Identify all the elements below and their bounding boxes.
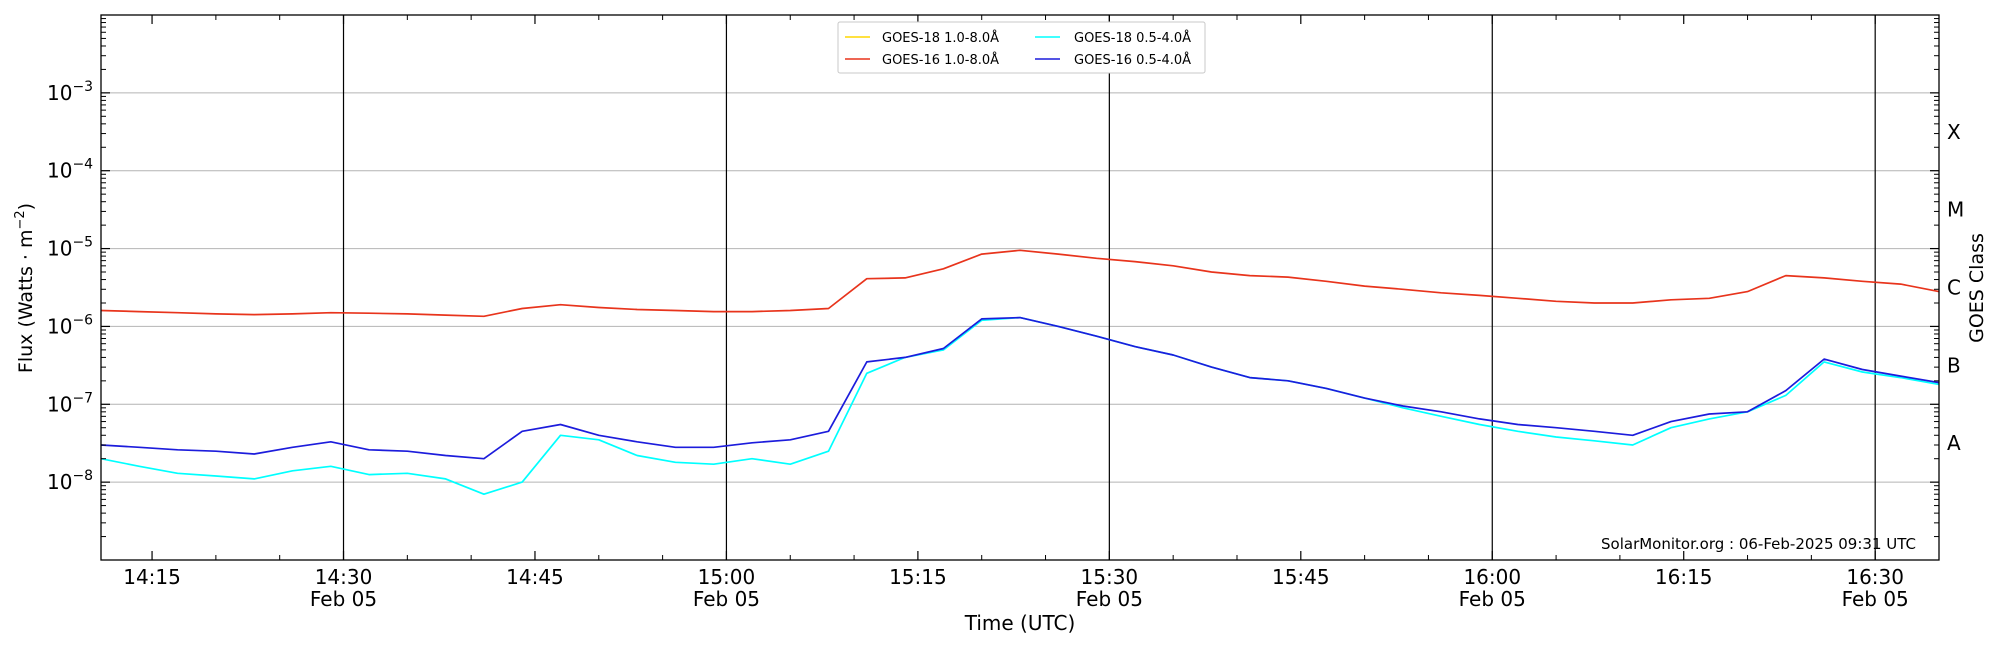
- x-tick-label: 14:15: [123, 565, 181, 589]
- x-tick-label: 16:30: [1846, 565, 1904, 589]
- x-tick-date-label: Feb 05: [1459, 587, 1526, 611]
- x-tick-label: 16:00: [1463, 565, 1521, 589]
- y-tick-label: 10−7: [47, 390, 93, 416]
- x-tick-label: 16:15: [1655, 565, 1713, 589]
- goes-class-label: M: [1947, 198, 1964, 222]
- x-tick-label: 15:30: [1081, 565, 1139, 589]
- y-axis: 10−3 10−4 10−5 10−6 10−7 10−8: [47, 18, 1939, 538]
- legend: GOES-18 1.0-8.0Å GOES-16 1.0-8.0Å GOES-1…: [837, 21, 1206, 74]
- plot-frame: [100, 14, 1940, 561]
- x-tick-label: 15:15: [889, 565, 947, 589]
- y-tick-label: 10−6: [47, 312, 93, 338]
- legend-label-goes18-long: GOES-18 1.0-8.0Å: [882, 30, 999, 46]
- x-tick-date-label: Feb 05: [310, 587, 377, 611]
- goes-class-axis-label: GOES Class: [1966, 233, 1988, 343]
- y-axis-label-exponent: −2: [13, 210, 28, 229]
- y-tick-label: 10−4: [47, 157, 93, 183]
- y-axis-label-close: ): [15, 203, 37, 210]
- x-tick-date-label: Feb 05: [693, 587, 760, 611]
- y-tick-label: 10−3: [47, 79, 93, 105]
- x-tick-label: 15:00: [698, 565, 756, 589]
- series-line: [100, 249, 1940, 318]
- source-annotation: SolarMonitor.org : 06-Feb-2025 09:31 UTC: [1601, 535, 1916, 553]
- y-axis-label-text: Flux (Watts · m: [15, 230, 37, 374]
- series-line: [100, 316, 1940, 460]
- legend-label-goes16-short: GOES-16 0.5-4.0Å: [1074, 52, 1191, 68]
- goes-class-label: X: [1947, 120, 1961, 144]
- goes-class-label: B: [1947, 353, 1961, 377]
- y-tick-label: 10−8: [47, 468, 93, 494]
- x-axis-label: Time (UTC): [964, 611, 1076, 635]
- y-tick-label: 10−5: [47, 235, 93, 261]
- goes-class-axis: X M C B A: [1947, 120, 1964, 455]
- y-axis-label: Flux (Watts · m−2): [13, 203, 37, 373]
- x-tick-date-label: Feb 05: [1842, 587, 1909, 611]
- legend-label-goes16-long: GOES-16 1.0-8.0Å: [882, 52, 999, 68]
- vertical-day-lines: [342, 15, 1876, 560]
- x-tick-date-label: Feb 05: [1076, 587, 1143, 611]
- x-tick-label: 14:45: [506, 565, 564, 589]
- goes-class-label: A: [1947, 431, 1961, 455]
- legend-label-goes18-short: GOES-18 0.5-4.0Å: [1074, 30, 1191, 46]
- series-line: [100, 316, 1940, 496]
- x-tick-label: 15:45: [1272, 565, 1330, 589]
- legend-box: [837, 21, 1206, 74]
- goes-class-label: C: [1947, 276, 1961, 300]
- grid-lines: [101, 92, 1939, 483]
- plot-series: [100, 249, 1940, 496]
- x-tick-label: 14:30: [315, 565, 373, 589]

--

Copy out every line of the rows above exactly, without the pictures.

Task response →
Identify all the elements below and their bounding boxes.
- x-tick-label: 14:15: [123, 565, 181, 589]
- x-tick-label: 16:30: [1846, 565, 1904, 589]
- x-tick-date-label: Feb 05: [1459, 587, 1526, 611]
- x-tick-label: 16:00: [1463, 565, 1521, 589]
- y-tick-label: 10−7: [47, 390, 93, 416]
- x-tick-label: 16:15: [1655, 565, 1713, 589]
- goes-class-label: M: [1947, 198, 1964, 222]
- x-tick-label: 15:30: [1081, 565, 1139, 589]
- y-axis: 10−3 10−4 10−5 10−6 10−7 10−8: [47, 18, 1939, 538]
- legend: GOES-18 1.0-8.0Å GOES-16 1.0-8.0Å GOES-1…: [837, 21, 1206, 74]
- plot-frame: [100, 14, 1940, 561]
- x-tick-label: 15:15: [889, 565, 947, 589]
- y-tick-label: 10−6: [47, 312, 93, 338]
- legend-label-goes18-long: GOES-18 1.0-8.0Å: [882, 30, 999, 46]
- x-tick-date-label: Feb 05: [310, 587, 377, 611]
- goes-class-axis-label: GOES Class: [1966, 233, 1988, 343]
- y-axis-label-exponent: −2: [13, 210, 28, 229]
- y-tick-label: 10−4: [47, 157, 93, 183]
- y-axis-label-close: ): [15, 203, 37, 210]
- x-tick-date-label: Feb 05: [693, 587, 760, 611]
- y-tick-label: 10−3: [47, 79, 93, 105]
- x-tick-label: 15:00: [698, 565, 756, 589]
- series-line: [100, 249, 1940, 318]
- source-annotation: SolarMonitor.org : 06-Feb-2025 09:31 UTC: [1601, 535, 1916, 553]
- y-axis-label-text: Flux (Watts · m: [15, 230, 37, 374]
- series-line: [100, 316, 1940, 460]
- legend-label-goes16-short: GOES-16 0.5-4.0Å: [1074, 52, 1191, 68]
- goes-class-label: X: [1947, 120, 1961, 144]
- goes-class-label: B: [1947, 353, 1961, 377]
- y-tick-label: 10−8: [47, 468, 93, 494]
- x-axis-label: Time (UTC): [964, 611, 1076, 635]
- y-tick-label: 10−5: [47, 235, 93, 261]
- goes-class-axis: X M C B A: [1947, 120, 1964, 455]
- y-axis-label: Flux (Watts · m−2): [13, 203, 37, 373]
- x-tick-date-label: Feb 05: [1842, 587, 1909, 611]
- legend-label-goes16-long: GOES-16 1.0-8.0Å: [882, 52, 999, 68]
- vertical-day-lines: [342, 15, 1876, 560]
- x-tick-date-label: Feb 05: [1076, 587, 1143, 611]
- x-tick-label: 14:45: [506, 565, 564, 589]
- goes-class-label: A: [1947, 431, 1961, 455]
- legend-label-goes18-short: GOES-18 0.5-4.0Å: [1074, 30, 1191, 46]
- series-line: [100, 316, 1940, 496]
- x-tick-label: 15:45: [1272, 565, 1330, 589]
- legend-box: [837, 21, 1206, 74]
- goes-class-label: C: [1947, 276, 1961, 300]
- grid-lines: [101, 92, 1939, 483]
- plot-series: [100, 249, 1940, 496]
- x-tick-label: 14:30: [315, 565, 373, 589]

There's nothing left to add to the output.